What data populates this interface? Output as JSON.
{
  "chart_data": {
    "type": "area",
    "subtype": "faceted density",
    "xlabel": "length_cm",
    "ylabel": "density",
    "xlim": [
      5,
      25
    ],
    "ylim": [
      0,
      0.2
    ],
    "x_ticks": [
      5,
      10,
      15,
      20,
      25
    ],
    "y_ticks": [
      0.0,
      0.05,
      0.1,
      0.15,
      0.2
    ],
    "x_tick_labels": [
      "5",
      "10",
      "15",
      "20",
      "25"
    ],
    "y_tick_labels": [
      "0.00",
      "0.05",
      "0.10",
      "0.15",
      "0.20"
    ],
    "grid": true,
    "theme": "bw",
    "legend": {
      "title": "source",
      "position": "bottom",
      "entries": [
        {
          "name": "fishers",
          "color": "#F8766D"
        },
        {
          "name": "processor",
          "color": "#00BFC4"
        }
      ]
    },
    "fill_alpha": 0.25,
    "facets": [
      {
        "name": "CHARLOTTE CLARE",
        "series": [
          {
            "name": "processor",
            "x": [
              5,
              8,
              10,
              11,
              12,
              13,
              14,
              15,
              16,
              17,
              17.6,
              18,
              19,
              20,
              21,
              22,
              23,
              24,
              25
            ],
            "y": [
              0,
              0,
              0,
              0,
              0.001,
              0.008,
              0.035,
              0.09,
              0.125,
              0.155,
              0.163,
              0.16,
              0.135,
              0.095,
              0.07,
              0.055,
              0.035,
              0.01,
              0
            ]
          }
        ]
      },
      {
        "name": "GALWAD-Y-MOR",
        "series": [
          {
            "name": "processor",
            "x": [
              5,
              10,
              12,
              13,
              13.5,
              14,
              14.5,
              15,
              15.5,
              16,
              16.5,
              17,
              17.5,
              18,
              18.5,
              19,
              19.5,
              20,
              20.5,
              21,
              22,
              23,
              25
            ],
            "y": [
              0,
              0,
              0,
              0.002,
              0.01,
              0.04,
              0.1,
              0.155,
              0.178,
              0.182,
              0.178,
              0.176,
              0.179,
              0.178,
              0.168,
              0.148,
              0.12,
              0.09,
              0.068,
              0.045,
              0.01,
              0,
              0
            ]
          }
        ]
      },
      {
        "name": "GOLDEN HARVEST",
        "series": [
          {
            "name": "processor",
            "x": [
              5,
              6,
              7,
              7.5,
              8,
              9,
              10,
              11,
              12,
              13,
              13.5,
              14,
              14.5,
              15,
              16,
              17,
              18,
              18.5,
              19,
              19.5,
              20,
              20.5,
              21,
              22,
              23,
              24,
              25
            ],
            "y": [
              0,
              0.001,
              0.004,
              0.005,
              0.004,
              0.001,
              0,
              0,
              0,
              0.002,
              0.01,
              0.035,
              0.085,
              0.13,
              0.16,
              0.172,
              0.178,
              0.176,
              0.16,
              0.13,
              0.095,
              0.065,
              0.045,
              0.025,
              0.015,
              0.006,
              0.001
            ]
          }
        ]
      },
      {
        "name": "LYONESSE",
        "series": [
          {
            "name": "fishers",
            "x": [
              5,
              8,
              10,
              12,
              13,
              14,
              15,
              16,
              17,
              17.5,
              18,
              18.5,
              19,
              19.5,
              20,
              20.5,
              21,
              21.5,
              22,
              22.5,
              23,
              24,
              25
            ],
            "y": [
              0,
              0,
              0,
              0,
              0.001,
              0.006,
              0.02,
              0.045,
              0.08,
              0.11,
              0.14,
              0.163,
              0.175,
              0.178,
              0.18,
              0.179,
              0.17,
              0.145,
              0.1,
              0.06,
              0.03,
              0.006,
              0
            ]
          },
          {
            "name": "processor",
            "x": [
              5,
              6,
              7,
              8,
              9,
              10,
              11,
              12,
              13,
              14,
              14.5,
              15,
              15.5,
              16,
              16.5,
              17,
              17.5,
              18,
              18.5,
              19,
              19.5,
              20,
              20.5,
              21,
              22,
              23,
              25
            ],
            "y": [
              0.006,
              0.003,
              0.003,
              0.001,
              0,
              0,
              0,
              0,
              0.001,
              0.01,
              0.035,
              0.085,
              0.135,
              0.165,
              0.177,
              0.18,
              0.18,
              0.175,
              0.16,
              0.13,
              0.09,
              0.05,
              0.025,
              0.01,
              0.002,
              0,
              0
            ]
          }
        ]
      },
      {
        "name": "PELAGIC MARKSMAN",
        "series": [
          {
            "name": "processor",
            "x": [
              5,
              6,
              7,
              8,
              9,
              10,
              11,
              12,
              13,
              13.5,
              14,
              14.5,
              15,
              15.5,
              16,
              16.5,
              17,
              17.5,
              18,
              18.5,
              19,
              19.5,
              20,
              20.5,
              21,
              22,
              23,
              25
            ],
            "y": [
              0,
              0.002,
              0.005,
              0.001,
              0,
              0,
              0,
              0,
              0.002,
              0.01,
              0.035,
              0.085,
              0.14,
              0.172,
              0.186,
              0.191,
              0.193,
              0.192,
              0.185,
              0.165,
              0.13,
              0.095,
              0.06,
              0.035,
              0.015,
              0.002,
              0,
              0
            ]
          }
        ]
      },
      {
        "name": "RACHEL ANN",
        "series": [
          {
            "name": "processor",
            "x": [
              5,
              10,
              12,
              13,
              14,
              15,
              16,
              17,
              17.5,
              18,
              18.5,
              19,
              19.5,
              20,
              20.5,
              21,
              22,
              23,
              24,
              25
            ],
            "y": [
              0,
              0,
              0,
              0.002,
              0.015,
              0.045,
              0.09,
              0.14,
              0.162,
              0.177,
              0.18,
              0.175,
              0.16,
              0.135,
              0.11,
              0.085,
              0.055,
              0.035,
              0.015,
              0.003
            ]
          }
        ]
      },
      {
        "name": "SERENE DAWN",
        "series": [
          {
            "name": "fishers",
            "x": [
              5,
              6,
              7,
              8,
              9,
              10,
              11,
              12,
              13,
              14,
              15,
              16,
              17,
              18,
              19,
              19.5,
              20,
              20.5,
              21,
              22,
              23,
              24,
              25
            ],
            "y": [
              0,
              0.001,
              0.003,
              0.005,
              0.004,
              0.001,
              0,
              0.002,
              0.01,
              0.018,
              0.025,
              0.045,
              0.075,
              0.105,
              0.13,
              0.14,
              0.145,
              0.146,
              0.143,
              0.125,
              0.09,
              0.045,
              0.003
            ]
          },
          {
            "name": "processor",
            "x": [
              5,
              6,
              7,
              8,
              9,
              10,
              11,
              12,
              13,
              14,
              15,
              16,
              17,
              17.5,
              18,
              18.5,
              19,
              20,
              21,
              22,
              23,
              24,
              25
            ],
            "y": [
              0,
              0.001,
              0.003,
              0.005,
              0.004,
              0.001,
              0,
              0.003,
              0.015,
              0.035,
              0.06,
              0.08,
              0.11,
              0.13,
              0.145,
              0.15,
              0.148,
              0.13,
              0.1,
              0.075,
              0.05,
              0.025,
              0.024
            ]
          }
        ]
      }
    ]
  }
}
+ + + + + + +
Requirement
Among the records above, find each line holding the string "density" and pull it out.

The result
    "subtype": "faceted density",
    "ylabel": "density",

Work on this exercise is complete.